[Saved entries]
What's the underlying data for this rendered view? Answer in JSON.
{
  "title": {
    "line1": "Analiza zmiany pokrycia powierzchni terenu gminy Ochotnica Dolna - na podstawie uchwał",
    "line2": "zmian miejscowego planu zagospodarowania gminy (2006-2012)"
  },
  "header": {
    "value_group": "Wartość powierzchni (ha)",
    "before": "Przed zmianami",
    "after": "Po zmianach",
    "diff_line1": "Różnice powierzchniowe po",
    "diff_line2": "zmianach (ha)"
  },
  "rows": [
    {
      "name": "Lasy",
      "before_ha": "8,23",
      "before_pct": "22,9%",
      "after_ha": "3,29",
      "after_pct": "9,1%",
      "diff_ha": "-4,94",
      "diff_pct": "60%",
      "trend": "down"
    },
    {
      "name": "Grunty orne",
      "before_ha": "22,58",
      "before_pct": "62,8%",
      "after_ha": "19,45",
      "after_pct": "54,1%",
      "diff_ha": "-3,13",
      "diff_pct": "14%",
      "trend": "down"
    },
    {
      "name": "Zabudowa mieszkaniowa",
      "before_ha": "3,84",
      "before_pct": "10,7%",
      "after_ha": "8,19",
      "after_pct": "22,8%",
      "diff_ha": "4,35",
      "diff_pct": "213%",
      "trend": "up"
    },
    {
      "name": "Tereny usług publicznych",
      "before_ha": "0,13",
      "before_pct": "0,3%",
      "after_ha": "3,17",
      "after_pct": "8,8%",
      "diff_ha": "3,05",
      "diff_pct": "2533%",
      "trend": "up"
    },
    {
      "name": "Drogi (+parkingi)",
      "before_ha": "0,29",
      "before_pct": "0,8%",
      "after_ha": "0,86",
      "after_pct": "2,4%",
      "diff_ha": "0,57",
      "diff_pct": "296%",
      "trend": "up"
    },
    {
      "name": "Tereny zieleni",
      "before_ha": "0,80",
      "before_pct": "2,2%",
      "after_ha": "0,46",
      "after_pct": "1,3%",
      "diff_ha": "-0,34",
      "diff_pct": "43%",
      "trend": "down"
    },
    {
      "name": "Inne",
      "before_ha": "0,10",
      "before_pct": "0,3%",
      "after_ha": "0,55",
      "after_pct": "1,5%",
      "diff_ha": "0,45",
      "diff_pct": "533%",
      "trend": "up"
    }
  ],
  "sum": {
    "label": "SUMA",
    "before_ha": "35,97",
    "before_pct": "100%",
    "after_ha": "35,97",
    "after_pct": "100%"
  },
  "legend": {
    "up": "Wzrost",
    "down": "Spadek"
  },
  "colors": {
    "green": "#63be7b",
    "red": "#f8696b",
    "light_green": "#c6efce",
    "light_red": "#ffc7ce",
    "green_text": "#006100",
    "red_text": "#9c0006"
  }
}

---

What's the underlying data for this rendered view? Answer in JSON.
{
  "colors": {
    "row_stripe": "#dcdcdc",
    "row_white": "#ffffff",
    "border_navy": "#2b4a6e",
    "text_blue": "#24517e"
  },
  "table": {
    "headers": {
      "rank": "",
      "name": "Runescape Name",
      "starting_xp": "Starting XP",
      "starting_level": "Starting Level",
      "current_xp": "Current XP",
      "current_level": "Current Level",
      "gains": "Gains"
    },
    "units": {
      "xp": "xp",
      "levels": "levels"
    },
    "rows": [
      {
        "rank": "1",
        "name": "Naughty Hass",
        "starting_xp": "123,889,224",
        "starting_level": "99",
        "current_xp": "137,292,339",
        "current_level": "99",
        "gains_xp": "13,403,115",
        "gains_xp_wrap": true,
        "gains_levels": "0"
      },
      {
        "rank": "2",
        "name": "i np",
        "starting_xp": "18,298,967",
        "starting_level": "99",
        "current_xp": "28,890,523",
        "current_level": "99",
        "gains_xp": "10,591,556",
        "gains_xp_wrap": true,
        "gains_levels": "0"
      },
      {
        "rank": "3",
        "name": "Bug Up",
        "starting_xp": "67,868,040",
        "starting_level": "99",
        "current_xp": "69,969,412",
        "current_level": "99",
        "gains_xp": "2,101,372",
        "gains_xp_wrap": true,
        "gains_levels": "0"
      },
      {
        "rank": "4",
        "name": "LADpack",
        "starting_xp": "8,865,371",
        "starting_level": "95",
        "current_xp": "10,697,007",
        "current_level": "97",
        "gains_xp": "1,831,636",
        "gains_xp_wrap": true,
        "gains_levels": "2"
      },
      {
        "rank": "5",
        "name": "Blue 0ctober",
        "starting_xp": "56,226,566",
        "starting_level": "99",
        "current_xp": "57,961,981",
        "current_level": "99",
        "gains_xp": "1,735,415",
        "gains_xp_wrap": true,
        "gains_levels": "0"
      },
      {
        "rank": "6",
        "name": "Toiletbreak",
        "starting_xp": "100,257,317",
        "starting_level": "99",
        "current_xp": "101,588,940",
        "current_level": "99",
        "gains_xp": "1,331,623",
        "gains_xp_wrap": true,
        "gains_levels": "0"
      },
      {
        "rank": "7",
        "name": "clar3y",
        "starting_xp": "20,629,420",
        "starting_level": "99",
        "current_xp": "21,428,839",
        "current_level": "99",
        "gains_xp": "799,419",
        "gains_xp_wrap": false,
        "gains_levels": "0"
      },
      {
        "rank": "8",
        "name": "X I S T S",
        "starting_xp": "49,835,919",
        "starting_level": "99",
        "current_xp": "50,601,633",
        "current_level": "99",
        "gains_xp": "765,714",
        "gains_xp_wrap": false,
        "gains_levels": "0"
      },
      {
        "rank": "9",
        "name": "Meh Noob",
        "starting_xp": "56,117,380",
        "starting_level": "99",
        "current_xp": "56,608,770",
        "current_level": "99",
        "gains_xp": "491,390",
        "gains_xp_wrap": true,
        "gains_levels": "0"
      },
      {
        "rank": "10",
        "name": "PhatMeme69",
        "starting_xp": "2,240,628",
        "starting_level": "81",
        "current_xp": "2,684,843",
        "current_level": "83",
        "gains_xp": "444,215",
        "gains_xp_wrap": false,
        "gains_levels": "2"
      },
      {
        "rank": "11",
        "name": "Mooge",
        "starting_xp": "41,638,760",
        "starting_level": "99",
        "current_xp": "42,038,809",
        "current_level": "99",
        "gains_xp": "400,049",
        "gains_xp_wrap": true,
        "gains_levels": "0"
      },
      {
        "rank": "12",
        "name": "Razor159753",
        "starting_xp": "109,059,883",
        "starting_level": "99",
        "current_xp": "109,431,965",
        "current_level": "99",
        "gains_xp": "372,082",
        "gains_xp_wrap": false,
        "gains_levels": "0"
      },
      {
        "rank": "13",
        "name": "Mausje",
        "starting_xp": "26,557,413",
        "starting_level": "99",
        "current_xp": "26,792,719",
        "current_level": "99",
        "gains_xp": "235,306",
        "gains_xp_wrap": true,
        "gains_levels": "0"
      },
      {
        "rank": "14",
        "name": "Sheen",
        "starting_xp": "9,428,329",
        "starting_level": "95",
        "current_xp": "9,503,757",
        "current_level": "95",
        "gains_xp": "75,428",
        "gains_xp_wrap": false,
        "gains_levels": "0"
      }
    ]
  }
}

* * *

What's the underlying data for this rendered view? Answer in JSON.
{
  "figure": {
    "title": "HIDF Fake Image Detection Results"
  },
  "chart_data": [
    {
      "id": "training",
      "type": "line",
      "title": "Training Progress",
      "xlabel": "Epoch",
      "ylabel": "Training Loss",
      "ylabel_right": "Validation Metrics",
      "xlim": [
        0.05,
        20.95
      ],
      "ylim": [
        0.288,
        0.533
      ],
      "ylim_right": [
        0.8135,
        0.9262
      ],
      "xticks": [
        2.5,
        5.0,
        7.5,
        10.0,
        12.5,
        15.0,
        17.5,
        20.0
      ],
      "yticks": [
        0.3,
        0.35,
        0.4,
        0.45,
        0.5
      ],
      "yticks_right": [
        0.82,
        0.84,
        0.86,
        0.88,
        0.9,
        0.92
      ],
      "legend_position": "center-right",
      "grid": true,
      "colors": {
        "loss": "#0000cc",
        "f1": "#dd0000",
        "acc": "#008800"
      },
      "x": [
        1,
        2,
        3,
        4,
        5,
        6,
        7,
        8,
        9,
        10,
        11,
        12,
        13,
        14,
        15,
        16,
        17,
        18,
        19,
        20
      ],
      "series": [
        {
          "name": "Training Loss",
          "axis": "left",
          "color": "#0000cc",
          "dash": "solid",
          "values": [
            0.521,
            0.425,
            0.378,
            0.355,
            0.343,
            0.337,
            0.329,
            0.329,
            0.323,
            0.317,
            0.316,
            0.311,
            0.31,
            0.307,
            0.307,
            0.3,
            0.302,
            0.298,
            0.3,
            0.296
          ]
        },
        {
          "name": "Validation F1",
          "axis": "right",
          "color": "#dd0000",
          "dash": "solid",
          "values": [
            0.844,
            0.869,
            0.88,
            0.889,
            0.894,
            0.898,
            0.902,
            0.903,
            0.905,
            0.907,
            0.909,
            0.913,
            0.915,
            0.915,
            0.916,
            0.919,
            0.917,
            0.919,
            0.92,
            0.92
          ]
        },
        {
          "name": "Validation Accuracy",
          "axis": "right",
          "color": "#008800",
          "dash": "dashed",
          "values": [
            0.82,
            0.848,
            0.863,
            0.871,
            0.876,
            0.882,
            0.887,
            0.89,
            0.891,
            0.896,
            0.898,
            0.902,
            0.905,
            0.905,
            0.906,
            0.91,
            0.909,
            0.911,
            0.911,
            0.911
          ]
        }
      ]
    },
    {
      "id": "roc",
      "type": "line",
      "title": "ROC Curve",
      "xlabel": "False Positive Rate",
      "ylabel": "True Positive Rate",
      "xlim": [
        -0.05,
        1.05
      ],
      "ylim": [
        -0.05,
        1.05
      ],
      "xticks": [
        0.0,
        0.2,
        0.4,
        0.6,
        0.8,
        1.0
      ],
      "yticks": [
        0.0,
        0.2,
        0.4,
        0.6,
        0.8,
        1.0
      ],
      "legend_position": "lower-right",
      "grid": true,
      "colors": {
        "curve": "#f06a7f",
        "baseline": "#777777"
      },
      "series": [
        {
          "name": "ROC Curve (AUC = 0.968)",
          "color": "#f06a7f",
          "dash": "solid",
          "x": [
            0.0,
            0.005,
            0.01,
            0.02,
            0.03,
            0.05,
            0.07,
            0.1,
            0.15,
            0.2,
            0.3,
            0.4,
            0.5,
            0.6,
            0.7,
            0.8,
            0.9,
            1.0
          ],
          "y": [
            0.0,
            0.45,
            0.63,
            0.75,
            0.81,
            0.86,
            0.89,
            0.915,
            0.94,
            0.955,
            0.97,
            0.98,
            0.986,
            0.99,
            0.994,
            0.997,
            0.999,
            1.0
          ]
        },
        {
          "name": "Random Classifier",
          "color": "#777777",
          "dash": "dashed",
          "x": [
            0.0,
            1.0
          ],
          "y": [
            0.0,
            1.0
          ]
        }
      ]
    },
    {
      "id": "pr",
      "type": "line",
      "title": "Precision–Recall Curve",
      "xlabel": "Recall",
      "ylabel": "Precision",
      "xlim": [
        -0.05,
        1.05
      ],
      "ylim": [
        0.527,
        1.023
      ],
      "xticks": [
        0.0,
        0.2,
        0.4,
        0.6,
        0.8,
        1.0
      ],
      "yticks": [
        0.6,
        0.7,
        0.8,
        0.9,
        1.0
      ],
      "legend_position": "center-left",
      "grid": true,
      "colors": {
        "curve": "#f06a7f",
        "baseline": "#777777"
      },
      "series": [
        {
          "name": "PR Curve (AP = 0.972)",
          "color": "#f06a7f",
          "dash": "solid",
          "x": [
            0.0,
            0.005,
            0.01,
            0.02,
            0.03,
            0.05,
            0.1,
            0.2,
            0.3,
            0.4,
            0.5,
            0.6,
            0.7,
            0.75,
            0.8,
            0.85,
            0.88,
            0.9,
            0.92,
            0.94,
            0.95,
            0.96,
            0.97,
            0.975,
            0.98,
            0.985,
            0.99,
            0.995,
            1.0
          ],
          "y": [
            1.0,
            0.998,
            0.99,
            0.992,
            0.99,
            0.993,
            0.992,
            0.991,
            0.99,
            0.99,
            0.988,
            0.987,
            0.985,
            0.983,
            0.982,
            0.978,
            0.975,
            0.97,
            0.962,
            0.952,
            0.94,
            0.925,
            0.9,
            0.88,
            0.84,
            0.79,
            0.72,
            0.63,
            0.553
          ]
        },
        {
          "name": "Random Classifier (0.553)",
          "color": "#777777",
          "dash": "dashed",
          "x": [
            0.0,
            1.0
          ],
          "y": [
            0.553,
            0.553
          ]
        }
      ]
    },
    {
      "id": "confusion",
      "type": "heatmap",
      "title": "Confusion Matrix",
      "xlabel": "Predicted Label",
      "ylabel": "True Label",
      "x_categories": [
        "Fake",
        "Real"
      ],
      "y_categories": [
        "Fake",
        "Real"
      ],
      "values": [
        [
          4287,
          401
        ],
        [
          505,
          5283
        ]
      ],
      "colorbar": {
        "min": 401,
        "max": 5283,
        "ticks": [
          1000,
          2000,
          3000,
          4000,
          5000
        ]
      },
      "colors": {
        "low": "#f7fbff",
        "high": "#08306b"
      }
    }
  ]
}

**Set problem**
Determine how many lines in the data above contain the string "gminy". Give nothing except the number.

**Expected output**
2